PlasmaFS

A few days ago, I released Plasma-0.4.1. This article gives an overview over the filesystem subsystem of it, which is actually the more important part. PlasmaFS differs in many points from popular distributed filesystems like HDFS. This starts from the beginning with the requirements analysis.

A distributed filesystem (DFS) allows it to store giant amounts of data. A high number of data nodes (computers with hard disks) can be attached to a DFS cluster, and usually a second kind of node, called name node, is used to store metadata, i.e. which files are stored and where. The point is now that the volume of metadata can be very low compared to the payload data (the ratios are somewhere between 1:10,000 to 1:1,000,000), so a single name node can manage a quite large cluster. Also, the clients can contact the data nodes directly to access payload data - the traffic is not routed via the name node like in "normal" network filesystems. This allows enormous bandwidths.

The motivation for developing another DFS was that existing implementations, and especially the popular HDFS, make (in my opinion) unfortunate compromises to gain speed:

• The metadata is not well protected. Although the metadata is saved to disk and usually also replicated to another computer, these "safety copies" lag behind. In the case of an outage, data loss is common (HDFS even fails fatally when the disk fills up). Given the amount of data, this is not acceptable. It's like a local filesystem without journaling.
   
• The name node protocol is too simplistic, and because of this, DFS implementations need ultra-high-speed name node implementations (at least several 10000 operations per second) to manage larger clusters. Another consequence is that only large block sizes (several megabytes) promise decent access speeds, because this is the only implemented strategy to reduce the frequency of name node operations.

* **Exercise description**
Return, word for word, the portion of the PlasmaFS article that opens with the words containing "The motivation for" and closes with "filesystem without journaling.". Rely solely on the PlasmaFS article for your answers.

* **Element boundary records**
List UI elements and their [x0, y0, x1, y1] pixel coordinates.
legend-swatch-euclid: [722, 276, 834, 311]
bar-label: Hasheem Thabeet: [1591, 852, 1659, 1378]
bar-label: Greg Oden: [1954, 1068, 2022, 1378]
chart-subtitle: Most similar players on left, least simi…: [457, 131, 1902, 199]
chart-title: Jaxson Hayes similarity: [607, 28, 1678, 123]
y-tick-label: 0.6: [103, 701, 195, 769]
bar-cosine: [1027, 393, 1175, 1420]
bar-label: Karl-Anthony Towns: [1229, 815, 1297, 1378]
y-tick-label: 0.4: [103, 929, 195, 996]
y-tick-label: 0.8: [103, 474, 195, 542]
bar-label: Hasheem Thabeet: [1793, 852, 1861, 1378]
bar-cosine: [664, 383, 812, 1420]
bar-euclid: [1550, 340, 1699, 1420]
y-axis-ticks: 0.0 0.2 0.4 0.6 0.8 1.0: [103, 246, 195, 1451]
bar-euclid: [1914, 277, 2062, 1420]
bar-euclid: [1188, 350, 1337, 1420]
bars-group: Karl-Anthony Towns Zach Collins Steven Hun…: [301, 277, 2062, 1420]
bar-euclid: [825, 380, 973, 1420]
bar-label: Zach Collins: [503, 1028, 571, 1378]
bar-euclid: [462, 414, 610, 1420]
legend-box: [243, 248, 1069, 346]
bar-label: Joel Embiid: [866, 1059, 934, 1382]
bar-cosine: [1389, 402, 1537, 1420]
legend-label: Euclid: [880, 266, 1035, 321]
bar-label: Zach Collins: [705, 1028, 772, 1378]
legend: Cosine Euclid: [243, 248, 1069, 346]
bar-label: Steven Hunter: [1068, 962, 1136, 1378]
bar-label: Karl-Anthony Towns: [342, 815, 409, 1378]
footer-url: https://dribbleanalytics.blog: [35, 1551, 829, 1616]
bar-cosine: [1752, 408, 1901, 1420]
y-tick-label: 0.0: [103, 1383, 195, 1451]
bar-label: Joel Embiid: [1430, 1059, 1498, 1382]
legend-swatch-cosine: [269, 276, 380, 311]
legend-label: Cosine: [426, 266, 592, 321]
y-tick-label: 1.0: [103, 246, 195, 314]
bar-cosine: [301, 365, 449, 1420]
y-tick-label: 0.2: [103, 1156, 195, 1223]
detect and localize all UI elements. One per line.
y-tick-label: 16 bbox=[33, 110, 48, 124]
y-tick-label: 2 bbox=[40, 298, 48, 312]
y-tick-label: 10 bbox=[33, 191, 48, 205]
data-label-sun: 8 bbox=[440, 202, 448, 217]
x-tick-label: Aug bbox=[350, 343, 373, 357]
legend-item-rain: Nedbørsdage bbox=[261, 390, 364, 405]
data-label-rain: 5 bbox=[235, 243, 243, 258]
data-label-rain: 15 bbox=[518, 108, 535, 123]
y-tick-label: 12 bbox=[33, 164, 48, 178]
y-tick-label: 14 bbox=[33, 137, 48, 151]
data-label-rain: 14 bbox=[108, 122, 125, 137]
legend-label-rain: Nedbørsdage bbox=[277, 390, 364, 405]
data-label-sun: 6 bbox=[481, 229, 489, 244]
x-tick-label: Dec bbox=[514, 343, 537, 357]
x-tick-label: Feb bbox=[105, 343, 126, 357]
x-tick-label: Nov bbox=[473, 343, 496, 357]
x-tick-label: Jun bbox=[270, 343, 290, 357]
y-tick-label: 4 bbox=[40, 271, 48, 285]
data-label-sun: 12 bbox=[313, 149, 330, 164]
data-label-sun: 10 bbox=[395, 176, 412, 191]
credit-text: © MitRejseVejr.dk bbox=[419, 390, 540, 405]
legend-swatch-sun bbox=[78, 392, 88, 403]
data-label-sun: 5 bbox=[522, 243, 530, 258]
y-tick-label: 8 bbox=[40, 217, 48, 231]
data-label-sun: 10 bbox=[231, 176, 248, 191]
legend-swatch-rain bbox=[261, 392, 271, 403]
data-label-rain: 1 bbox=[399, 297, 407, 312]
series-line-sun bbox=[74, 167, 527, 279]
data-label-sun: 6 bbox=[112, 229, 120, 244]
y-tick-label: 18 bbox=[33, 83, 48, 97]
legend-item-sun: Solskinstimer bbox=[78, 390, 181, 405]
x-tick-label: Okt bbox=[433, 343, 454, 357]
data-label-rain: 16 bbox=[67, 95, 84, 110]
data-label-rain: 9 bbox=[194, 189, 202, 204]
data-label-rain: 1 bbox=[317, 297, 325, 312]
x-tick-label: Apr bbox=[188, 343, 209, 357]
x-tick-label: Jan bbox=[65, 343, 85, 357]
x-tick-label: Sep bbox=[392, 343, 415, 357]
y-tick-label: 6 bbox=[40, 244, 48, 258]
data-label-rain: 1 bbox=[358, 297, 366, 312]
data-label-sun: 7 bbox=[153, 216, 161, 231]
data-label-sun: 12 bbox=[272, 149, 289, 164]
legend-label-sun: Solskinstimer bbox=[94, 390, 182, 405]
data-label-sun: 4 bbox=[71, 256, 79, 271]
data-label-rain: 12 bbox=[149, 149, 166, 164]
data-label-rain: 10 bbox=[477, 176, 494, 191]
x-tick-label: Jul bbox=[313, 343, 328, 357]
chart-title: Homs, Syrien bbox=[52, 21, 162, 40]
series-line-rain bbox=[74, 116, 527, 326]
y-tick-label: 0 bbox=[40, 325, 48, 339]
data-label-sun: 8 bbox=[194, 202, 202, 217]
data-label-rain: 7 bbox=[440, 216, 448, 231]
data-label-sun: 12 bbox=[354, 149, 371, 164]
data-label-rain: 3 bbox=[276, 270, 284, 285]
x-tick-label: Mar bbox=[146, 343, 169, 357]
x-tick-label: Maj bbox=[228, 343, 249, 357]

* **Output below**
The motivation for developing another DFS was that existing implementations, and especially the popular HDFS, make (in my opinion) unfortunate compromises to gain speed:

• The metadata is not well protected. Although the metadata is saved to disk and usually also replicated to another computer, these "safety copies" lag behind. In the case of an outage, data loss is common (HDFS even fails fatally when the disk fills up). Given the amount of data, this is not acceptable. It's like a local filesystem without journaling.